**Data listing**
====
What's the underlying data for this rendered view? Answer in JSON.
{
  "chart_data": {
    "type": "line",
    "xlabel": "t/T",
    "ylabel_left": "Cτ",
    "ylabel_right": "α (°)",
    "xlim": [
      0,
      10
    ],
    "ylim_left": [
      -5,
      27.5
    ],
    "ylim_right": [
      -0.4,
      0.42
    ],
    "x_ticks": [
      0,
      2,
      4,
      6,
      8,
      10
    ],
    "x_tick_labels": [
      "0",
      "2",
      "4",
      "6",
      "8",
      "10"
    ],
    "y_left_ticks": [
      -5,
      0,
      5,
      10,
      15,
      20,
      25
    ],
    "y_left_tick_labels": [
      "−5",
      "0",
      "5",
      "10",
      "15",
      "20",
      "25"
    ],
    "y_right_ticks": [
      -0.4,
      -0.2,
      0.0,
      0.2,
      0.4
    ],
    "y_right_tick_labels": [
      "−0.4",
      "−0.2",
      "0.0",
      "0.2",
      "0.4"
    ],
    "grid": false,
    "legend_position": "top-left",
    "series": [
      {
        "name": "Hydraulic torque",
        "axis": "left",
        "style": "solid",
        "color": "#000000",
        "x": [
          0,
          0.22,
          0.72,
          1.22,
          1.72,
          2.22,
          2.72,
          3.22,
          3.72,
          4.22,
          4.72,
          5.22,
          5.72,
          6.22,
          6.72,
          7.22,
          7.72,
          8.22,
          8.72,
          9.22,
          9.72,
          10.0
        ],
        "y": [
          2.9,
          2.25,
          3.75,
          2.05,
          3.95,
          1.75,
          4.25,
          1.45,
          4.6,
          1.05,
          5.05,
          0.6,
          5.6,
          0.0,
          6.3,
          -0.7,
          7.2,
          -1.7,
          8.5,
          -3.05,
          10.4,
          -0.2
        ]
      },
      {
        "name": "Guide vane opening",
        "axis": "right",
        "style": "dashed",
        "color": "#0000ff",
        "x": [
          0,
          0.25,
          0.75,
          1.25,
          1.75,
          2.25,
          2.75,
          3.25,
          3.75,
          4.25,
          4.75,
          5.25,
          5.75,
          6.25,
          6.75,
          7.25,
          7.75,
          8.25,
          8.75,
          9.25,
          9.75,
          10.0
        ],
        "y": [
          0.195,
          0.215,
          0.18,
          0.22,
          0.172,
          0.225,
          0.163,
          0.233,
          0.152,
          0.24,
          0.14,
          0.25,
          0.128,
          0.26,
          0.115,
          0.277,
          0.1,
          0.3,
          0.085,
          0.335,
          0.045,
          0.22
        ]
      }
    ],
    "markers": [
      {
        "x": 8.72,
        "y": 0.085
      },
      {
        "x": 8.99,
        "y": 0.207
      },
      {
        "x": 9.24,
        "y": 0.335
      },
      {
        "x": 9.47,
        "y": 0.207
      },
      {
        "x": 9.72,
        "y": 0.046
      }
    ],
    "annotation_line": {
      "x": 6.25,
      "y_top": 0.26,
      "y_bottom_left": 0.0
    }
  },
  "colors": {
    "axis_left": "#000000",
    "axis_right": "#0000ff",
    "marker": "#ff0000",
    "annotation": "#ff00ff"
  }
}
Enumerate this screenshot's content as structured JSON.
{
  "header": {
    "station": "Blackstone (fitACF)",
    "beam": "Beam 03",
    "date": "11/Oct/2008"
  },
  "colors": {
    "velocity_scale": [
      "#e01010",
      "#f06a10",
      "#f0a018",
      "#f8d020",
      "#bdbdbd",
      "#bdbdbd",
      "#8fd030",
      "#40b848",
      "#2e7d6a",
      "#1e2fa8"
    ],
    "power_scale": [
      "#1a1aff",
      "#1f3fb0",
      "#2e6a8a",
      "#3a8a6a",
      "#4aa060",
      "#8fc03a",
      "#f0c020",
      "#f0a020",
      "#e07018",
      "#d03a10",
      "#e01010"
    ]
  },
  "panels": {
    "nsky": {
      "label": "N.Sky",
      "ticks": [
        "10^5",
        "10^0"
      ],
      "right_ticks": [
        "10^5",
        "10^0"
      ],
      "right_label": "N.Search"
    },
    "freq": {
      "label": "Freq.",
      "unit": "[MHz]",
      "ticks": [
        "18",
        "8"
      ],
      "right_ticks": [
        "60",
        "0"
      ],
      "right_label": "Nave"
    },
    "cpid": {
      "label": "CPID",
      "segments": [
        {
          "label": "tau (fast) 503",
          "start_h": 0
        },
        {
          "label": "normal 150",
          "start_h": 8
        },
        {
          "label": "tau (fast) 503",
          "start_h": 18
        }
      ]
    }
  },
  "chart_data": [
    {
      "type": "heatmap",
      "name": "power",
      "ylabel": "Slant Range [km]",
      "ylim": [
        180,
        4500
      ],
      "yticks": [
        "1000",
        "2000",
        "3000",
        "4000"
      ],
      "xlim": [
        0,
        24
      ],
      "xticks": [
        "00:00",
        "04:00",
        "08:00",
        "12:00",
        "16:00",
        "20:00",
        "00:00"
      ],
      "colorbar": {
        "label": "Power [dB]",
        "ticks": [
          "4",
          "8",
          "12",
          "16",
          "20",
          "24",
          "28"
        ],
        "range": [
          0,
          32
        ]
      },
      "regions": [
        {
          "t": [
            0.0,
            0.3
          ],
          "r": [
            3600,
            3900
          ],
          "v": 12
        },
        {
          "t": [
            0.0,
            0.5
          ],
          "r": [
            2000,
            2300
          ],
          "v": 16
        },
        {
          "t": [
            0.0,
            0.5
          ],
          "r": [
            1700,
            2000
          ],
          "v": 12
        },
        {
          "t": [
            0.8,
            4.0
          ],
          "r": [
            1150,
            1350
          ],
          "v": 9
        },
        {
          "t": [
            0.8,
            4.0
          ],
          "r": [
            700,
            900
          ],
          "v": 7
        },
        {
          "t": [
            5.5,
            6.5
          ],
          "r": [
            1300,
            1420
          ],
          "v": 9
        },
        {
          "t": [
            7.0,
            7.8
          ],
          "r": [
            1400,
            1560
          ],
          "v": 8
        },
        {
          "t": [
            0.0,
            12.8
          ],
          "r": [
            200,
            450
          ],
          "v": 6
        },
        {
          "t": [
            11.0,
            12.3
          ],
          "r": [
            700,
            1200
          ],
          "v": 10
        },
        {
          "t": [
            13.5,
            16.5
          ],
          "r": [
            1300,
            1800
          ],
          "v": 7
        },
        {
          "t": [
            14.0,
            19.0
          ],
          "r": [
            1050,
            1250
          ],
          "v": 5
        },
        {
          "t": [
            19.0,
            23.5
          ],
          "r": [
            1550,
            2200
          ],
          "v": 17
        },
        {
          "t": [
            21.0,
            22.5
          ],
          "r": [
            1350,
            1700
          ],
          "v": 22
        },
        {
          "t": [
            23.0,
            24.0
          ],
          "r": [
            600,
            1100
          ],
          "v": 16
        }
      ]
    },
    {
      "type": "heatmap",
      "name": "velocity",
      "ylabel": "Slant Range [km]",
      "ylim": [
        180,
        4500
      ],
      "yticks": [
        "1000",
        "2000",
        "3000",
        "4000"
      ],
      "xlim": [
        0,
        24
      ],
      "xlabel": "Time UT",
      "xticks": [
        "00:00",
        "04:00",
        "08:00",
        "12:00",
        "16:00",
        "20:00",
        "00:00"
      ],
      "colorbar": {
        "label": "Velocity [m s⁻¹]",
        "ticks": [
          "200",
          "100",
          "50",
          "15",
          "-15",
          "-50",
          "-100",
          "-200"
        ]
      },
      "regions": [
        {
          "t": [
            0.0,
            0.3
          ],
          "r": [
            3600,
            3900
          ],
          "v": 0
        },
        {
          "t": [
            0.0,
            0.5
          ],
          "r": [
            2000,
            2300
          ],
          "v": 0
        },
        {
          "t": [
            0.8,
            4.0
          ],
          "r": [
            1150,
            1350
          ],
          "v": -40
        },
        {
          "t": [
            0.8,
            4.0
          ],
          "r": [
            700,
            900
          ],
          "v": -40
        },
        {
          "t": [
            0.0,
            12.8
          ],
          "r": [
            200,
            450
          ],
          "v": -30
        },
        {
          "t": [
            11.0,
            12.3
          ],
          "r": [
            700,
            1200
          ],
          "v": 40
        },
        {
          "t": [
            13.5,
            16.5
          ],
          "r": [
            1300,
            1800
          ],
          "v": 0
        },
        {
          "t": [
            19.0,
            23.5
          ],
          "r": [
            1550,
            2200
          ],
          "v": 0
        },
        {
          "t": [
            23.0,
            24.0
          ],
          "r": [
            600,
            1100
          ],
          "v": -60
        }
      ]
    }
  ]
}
====
**The request**
From the records given above, copy all lines containing "JSON".

**The output**
What's the underlying data for this rendered view? Answer in JSON.
Enumerate this screenshot's content as structured JSON.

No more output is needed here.